> Goal of the exercise
Count how many lines of the data below contain the string "whislo"; the reply should be that number alone.

> Records shown

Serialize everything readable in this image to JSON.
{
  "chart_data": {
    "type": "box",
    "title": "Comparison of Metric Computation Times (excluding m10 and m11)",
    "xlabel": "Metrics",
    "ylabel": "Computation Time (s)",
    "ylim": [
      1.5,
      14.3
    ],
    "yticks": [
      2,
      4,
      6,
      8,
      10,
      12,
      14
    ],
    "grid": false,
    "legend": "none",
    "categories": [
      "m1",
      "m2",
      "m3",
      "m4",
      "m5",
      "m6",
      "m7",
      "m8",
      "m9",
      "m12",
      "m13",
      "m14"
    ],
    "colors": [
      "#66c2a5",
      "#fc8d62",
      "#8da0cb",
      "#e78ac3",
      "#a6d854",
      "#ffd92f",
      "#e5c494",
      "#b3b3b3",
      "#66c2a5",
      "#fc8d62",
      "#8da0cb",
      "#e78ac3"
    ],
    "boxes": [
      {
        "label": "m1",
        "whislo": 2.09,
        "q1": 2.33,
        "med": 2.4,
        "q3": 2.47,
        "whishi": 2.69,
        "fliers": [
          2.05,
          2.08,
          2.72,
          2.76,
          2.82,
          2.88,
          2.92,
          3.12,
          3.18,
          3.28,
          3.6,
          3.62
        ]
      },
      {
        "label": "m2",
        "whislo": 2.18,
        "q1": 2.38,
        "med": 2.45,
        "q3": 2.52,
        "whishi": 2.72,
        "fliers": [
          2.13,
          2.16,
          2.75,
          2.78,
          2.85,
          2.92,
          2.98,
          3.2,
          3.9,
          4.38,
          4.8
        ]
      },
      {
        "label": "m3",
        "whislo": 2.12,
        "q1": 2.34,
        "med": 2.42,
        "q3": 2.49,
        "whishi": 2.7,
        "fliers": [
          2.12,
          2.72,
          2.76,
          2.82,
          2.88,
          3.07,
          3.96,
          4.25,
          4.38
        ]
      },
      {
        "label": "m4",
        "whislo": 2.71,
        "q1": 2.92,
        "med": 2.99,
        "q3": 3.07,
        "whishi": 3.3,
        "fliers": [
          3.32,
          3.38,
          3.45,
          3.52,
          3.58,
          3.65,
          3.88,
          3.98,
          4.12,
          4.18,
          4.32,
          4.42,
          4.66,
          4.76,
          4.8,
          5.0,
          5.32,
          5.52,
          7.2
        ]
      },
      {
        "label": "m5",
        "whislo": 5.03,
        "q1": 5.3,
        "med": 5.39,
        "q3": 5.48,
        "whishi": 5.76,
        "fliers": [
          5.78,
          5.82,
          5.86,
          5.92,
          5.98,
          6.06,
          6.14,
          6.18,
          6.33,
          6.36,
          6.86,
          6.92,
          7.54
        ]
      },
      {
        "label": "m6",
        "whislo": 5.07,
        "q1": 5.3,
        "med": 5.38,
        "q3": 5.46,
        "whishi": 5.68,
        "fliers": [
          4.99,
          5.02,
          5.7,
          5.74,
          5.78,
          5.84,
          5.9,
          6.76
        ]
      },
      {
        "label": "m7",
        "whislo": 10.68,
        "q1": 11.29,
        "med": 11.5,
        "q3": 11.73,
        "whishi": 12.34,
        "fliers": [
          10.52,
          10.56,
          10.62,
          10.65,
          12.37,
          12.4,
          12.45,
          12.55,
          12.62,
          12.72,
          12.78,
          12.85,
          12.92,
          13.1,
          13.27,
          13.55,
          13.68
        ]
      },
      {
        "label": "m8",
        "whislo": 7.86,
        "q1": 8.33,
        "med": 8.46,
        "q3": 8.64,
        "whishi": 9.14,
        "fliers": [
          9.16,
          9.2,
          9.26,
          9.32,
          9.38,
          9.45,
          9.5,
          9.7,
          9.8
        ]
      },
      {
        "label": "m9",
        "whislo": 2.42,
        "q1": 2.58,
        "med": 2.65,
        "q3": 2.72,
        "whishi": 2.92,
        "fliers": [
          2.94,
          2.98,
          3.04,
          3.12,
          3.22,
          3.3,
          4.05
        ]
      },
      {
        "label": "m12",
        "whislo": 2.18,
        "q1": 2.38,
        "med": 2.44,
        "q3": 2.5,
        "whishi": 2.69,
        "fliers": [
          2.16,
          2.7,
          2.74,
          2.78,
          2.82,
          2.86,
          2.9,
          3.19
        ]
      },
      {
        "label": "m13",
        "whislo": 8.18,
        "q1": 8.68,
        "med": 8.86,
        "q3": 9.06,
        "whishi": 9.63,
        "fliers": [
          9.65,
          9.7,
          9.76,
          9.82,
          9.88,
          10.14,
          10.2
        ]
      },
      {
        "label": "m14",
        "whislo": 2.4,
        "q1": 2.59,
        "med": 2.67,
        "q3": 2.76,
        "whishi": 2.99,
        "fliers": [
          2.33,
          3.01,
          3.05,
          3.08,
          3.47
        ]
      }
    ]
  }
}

> Written answer
12